Direction –
Provide an exact copy of the data, excluding the images.

Records supplied –
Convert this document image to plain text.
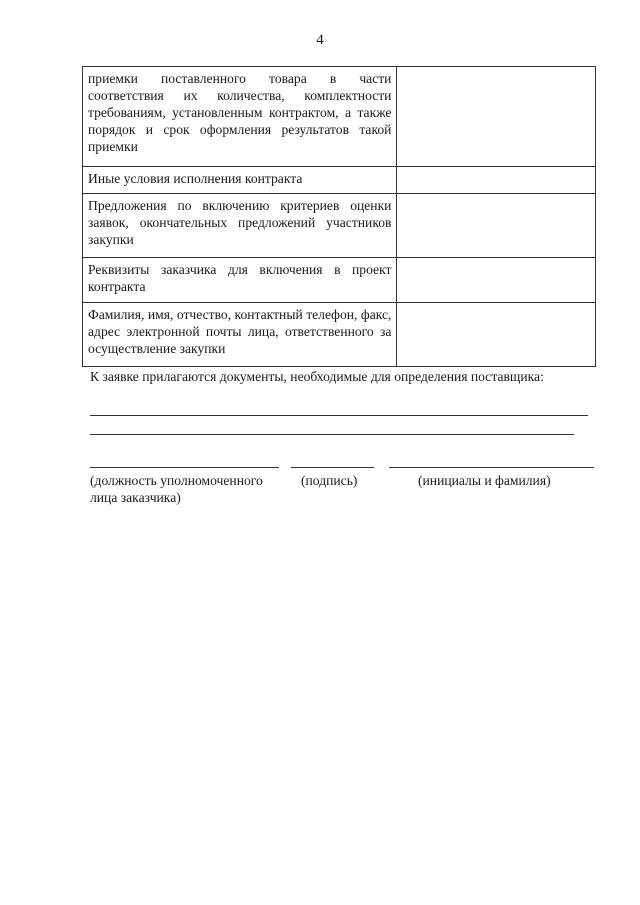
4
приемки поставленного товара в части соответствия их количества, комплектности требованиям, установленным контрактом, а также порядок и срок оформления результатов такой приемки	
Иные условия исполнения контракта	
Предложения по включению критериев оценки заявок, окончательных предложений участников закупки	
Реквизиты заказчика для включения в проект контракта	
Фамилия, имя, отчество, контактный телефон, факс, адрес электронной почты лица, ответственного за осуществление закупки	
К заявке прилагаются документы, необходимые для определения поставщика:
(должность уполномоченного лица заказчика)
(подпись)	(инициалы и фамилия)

The completed task –
Convert this document image to plain text.
4
приемки поставленного товара в части соответствия их количества, комплектности требованиям, установленным контрактом, а также порядок и срок оформления результатов такой приемки	
Иные условия исполнения контракта	
Предложения по включению критериев оценки заявок, окончательных предложений участников закупки	
Реквизиты заказчика для включения в проект контракта	
Фамилия, имя, отчество, контактный телефон, факс, адрес электронной почты лица, ответственного за осуществление закупки	
К заявке прилагаются документы, необходимые для определения поставщика:
(должность уполномоченного лица заказчика)
(подпись)	(инициалы и фамилия)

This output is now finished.